Exercise brief:
Return the lines beginning at the one that contains "Transcribe this image's" and continuing to the end of the entries, including both ends, exactly as written and nothing else.

— BEGIN Records shown —

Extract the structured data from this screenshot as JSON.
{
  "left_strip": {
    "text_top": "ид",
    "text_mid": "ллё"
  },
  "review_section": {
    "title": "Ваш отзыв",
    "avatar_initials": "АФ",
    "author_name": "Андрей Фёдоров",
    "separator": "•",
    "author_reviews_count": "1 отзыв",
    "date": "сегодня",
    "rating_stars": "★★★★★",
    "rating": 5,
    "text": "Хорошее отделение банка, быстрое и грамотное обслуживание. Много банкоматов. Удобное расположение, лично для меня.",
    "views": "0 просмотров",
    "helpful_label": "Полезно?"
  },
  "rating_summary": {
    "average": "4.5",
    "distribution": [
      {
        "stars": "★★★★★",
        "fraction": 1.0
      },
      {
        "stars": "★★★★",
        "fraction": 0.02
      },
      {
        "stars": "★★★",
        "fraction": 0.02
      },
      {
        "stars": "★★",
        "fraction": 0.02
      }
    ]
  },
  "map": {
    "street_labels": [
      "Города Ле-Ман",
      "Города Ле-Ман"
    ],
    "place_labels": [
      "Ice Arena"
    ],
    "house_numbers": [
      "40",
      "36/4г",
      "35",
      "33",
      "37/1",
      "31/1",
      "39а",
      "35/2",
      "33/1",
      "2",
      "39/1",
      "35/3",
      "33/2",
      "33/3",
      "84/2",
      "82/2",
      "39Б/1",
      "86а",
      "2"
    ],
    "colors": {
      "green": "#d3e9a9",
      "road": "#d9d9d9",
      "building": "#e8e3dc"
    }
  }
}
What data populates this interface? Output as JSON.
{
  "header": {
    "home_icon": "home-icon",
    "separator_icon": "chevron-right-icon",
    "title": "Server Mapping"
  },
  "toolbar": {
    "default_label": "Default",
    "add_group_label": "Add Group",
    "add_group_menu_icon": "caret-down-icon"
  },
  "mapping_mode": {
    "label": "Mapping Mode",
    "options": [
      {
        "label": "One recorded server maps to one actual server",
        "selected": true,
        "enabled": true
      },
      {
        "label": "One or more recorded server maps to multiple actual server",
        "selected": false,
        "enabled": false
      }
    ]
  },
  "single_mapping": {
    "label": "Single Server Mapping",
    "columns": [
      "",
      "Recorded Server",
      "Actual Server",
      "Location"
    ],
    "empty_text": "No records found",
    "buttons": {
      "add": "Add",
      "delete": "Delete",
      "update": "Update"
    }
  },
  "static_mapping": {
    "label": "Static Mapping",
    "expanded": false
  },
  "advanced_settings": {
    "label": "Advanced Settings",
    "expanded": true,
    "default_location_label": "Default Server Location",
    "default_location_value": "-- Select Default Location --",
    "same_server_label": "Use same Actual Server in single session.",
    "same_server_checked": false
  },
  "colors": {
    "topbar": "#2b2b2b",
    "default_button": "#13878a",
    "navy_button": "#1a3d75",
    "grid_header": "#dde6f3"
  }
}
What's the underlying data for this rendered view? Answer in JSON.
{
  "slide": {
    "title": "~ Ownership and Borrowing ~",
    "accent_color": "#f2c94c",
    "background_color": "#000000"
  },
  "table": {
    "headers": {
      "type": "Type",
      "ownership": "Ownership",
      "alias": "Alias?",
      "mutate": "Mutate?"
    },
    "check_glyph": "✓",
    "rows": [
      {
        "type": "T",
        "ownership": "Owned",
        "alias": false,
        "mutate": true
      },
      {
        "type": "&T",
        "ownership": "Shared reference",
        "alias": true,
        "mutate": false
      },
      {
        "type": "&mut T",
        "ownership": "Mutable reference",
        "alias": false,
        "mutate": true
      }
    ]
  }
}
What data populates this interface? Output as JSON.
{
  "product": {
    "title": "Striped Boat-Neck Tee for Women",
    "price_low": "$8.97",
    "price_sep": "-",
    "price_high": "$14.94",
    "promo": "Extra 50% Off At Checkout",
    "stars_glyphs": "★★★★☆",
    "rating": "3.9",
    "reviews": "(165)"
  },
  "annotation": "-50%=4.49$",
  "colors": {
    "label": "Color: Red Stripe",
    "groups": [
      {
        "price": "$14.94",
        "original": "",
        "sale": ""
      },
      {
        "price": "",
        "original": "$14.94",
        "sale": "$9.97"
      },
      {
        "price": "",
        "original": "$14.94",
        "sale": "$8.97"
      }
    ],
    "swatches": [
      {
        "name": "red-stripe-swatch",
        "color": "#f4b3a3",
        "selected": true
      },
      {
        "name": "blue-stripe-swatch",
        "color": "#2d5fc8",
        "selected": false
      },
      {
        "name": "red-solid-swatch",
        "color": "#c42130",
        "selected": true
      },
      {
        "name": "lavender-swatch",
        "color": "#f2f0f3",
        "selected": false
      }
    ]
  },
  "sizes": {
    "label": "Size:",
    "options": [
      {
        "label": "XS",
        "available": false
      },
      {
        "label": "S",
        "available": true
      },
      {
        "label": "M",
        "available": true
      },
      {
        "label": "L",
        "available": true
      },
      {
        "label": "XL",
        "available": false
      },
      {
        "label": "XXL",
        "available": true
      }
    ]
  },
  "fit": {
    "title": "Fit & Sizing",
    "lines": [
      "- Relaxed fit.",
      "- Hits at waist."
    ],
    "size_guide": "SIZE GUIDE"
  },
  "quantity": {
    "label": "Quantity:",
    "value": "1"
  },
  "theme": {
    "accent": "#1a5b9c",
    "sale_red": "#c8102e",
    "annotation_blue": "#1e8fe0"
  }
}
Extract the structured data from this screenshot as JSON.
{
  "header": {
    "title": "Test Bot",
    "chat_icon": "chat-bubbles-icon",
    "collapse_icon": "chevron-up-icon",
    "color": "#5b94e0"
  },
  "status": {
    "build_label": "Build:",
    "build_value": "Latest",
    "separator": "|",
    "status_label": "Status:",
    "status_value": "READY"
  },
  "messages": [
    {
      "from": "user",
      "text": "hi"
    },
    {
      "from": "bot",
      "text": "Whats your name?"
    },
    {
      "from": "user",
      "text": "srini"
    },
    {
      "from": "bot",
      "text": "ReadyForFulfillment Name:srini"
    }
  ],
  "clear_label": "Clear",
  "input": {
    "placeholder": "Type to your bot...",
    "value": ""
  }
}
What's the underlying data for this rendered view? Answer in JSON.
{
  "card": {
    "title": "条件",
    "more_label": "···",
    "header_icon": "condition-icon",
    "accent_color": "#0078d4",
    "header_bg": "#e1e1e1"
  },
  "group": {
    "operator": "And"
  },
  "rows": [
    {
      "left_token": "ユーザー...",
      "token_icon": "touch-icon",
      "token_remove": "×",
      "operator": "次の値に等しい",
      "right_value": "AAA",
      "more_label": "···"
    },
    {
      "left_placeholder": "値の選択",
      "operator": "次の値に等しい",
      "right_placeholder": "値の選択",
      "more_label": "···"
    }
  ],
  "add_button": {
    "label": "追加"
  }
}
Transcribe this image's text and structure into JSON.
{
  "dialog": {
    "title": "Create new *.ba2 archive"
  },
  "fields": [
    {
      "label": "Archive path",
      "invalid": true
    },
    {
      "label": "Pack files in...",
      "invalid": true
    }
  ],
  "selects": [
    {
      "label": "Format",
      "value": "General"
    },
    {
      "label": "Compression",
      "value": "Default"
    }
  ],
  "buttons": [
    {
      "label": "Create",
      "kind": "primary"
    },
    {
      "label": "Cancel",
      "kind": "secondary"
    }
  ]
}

— END Records shown —

Task response:
Transcribe this image's text and structure into JSON.
{
  "dialog": {
    "title": "Create new *.ba2 archive"
  },
  "fields": [
    {
      "label": "Archive path",
      "invalid": true
    },
    {
      "label": "Pack files in...",
      "invalid": true
    }
  ],
  "selects": [
    {
      "label": "Format",
      "value": "General"
    },
    {
      "label": "Compression",
      "value": "Default"
    }
  ],
  "buttons": [
    {
      "label": "Create",
      "kind": "primary"
    },
    {
      "label": "Cancel",
      "kind": "secondary"
    }
  ]
}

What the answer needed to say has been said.